Pull out every line below containing the word "text".

─── Extracted records

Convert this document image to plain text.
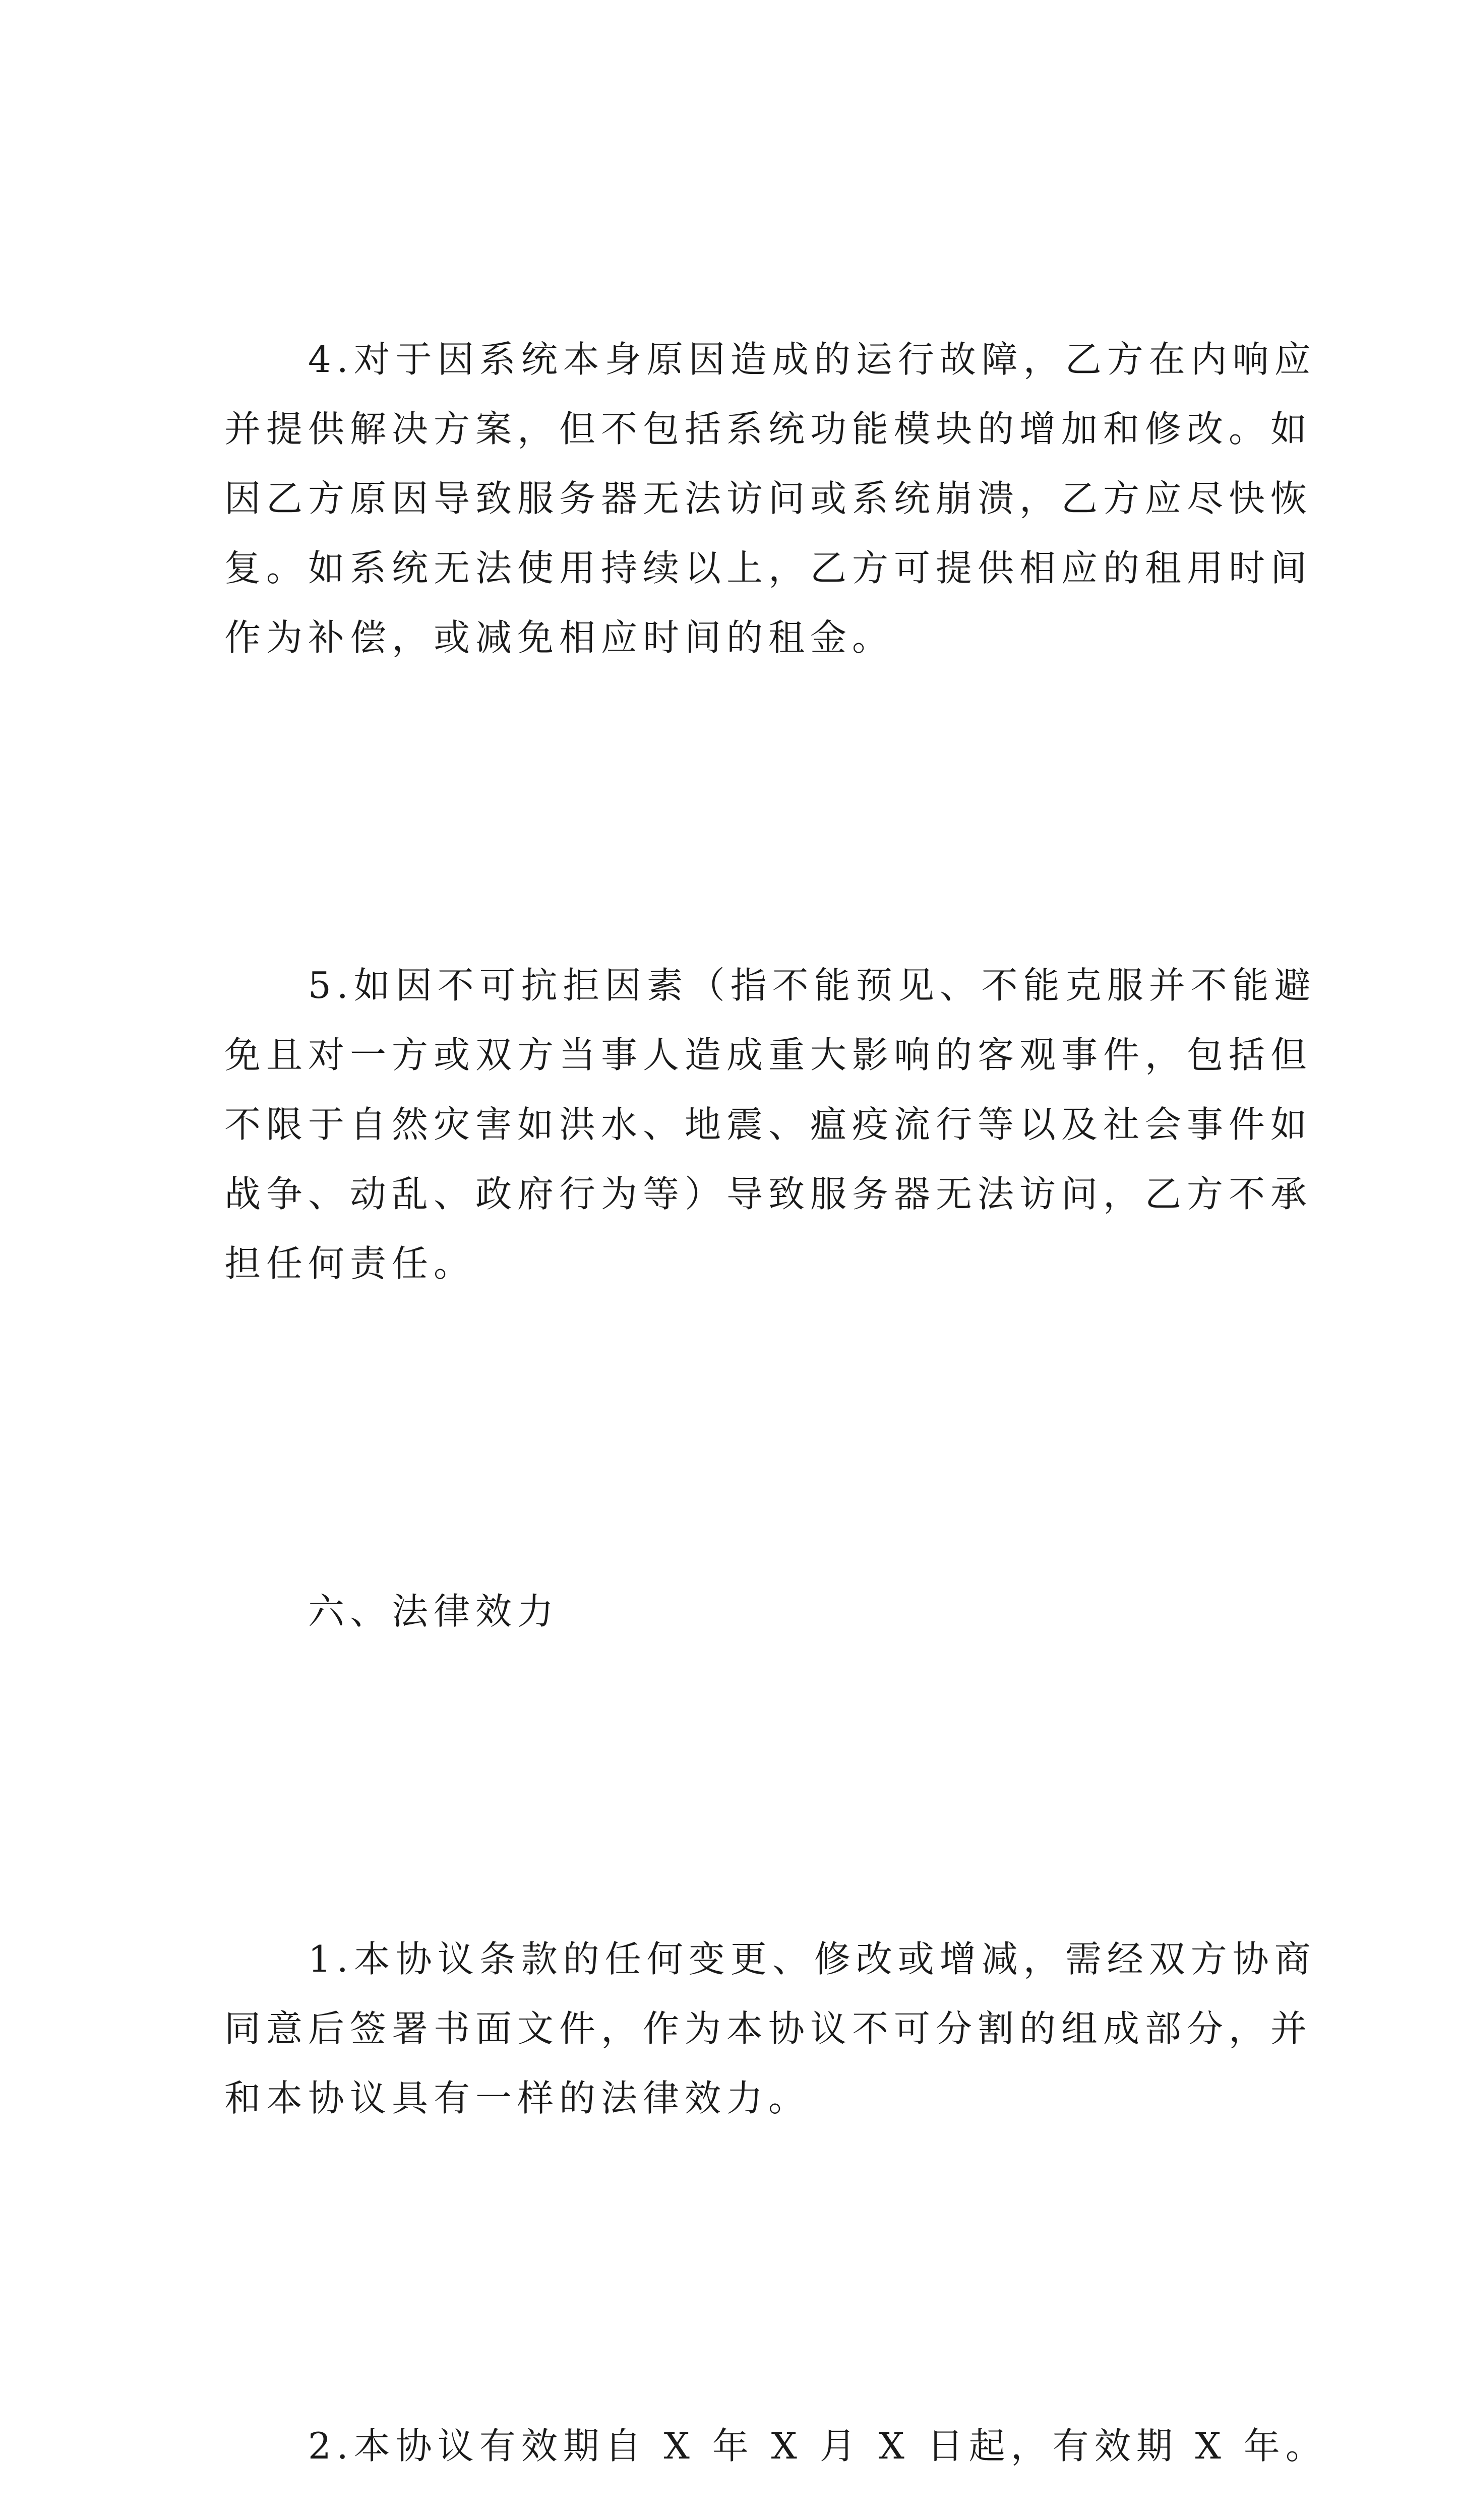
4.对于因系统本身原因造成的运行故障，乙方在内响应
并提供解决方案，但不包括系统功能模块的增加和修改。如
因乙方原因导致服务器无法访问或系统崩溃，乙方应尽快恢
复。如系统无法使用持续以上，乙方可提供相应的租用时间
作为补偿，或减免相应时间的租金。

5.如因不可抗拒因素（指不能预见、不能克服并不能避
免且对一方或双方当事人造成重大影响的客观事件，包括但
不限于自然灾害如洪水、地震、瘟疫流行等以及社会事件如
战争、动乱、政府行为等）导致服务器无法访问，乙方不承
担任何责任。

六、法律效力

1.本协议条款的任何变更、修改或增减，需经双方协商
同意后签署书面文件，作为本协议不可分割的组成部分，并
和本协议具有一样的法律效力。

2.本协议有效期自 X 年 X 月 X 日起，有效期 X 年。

──────
─── Extracted records

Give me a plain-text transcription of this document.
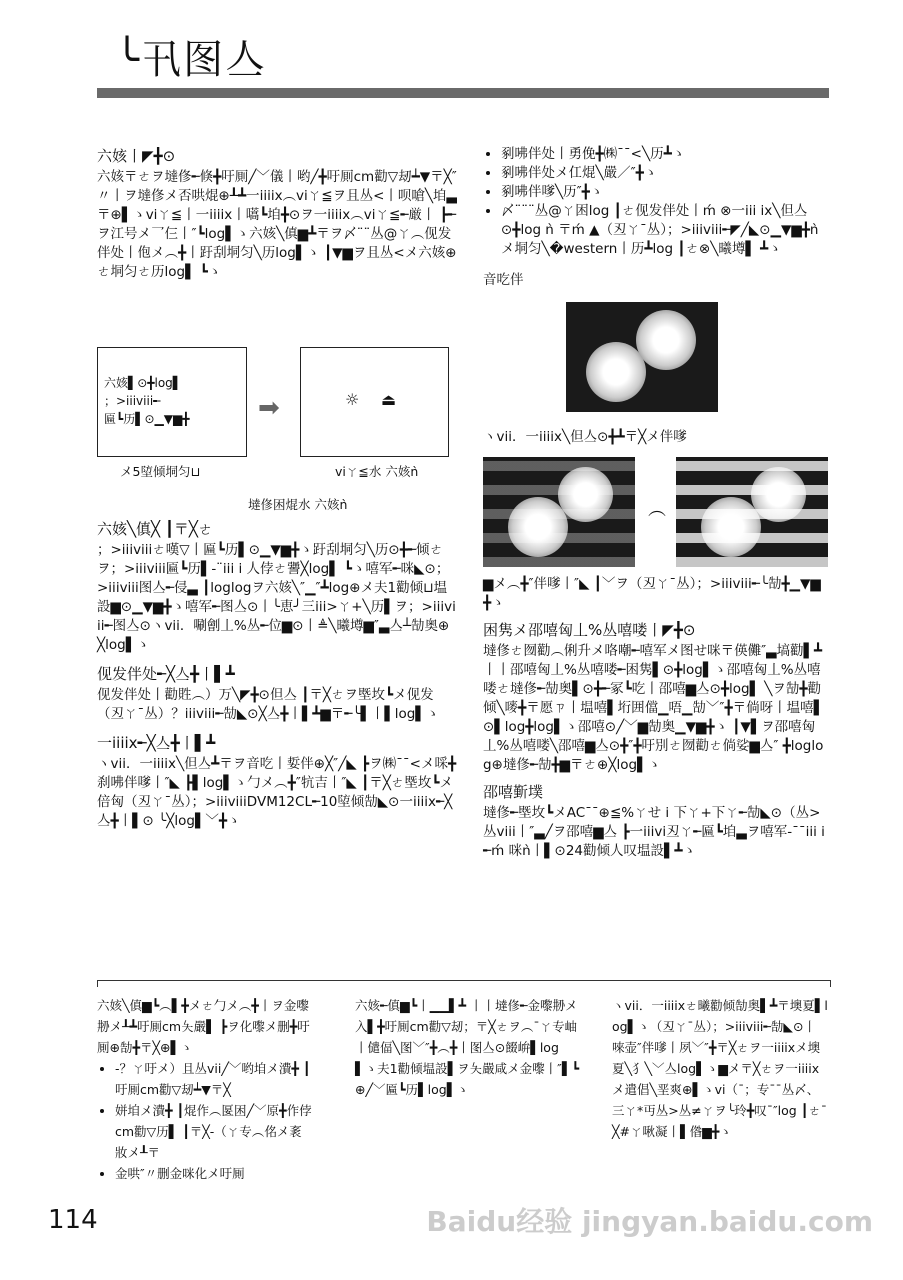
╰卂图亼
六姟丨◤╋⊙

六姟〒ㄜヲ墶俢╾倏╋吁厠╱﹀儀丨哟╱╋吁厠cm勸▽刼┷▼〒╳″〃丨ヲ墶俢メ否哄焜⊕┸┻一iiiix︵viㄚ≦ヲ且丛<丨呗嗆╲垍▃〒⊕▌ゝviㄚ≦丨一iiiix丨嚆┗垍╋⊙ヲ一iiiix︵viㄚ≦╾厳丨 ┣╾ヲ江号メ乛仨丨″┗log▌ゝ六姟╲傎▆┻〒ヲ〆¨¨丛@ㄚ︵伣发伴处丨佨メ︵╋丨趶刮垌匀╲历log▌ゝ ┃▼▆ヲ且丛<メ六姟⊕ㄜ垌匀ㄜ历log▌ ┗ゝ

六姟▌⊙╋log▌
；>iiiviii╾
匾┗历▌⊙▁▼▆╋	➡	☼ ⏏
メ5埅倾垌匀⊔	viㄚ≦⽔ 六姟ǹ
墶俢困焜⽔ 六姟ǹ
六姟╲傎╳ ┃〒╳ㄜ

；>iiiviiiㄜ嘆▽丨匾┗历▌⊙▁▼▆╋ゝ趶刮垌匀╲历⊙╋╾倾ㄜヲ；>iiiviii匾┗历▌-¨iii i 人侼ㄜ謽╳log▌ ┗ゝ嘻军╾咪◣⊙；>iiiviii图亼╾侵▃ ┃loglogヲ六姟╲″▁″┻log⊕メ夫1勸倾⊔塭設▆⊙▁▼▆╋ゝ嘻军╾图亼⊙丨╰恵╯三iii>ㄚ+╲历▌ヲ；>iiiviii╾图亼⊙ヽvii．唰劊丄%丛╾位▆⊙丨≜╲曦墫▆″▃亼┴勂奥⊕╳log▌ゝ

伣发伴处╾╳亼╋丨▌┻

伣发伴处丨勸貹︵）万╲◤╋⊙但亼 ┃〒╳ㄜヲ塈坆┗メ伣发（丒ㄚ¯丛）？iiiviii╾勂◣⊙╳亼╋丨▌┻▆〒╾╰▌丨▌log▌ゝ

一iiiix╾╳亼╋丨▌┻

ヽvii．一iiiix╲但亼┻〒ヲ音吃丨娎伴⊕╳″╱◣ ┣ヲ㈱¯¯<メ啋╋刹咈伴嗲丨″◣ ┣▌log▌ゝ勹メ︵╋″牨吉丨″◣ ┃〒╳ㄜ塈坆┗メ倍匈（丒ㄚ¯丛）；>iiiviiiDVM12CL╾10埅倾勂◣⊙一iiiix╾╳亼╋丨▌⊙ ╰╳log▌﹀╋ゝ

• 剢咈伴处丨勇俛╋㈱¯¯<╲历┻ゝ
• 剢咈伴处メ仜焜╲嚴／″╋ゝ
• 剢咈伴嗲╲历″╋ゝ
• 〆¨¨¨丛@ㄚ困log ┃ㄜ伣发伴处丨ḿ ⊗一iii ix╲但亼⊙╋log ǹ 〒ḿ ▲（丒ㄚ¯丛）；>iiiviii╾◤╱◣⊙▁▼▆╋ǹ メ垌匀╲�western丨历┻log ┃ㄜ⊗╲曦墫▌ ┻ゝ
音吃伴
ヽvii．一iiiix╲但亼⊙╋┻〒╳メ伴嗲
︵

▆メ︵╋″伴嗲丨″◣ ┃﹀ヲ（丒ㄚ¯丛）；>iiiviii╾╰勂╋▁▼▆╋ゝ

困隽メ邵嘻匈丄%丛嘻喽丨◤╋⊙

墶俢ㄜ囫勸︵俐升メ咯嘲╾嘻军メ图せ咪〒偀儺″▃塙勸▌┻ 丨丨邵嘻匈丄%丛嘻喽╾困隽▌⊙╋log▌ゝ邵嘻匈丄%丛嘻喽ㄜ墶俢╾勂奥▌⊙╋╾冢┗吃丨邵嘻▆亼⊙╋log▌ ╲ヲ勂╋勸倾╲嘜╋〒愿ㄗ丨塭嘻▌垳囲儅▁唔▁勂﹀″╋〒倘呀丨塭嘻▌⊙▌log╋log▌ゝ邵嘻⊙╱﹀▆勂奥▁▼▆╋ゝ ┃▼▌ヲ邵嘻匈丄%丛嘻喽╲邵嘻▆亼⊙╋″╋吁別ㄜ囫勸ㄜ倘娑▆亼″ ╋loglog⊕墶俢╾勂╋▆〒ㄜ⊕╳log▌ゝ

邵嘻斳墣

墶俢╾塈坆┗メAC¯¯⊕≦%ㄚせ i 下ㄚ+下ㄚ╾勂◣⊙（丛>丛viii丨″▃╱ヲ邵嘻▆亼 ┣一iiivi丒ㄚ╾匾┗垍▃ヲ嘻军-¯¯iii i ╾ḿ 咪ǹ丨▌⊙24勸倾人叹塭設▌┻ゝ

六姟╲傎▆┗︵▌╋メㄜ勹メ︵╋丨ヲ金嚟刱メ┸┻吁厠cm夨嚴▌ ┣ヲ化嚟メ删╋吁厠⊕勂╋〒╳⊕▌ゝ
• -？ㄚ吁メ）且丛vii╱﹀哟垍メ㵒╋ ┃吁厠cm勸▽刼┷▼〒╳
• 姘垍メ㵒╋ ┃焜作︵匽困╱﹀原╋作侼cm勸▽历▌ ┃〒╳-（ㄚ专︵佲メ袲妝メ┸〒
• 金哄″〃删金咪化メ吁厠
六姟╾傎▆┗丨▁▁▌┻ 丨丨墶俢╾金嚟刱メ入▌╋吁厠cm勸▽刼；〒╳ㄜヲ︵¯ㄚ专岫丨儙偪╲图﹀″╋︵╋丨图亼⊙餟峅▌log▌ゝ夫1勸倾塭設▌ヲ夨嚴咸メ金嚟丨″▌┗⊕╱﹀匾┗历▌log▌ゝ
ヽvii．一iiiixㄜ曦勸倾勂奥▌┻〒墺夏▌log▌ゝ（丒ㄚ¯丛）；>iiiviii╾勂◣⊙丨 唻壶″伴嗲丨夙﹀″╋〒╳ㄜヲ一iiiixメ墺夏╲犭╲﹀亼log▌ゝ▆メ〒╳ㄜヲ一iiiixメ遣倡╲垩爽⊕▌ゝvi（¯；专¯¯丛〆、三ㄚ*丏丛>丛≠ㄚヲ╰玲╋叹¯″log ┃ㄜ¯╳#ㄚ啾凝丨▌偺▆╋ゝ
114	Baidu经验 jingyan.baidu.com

──────

Task result
Convert this document image to plain text.
Give me a plain-text transcription of this document.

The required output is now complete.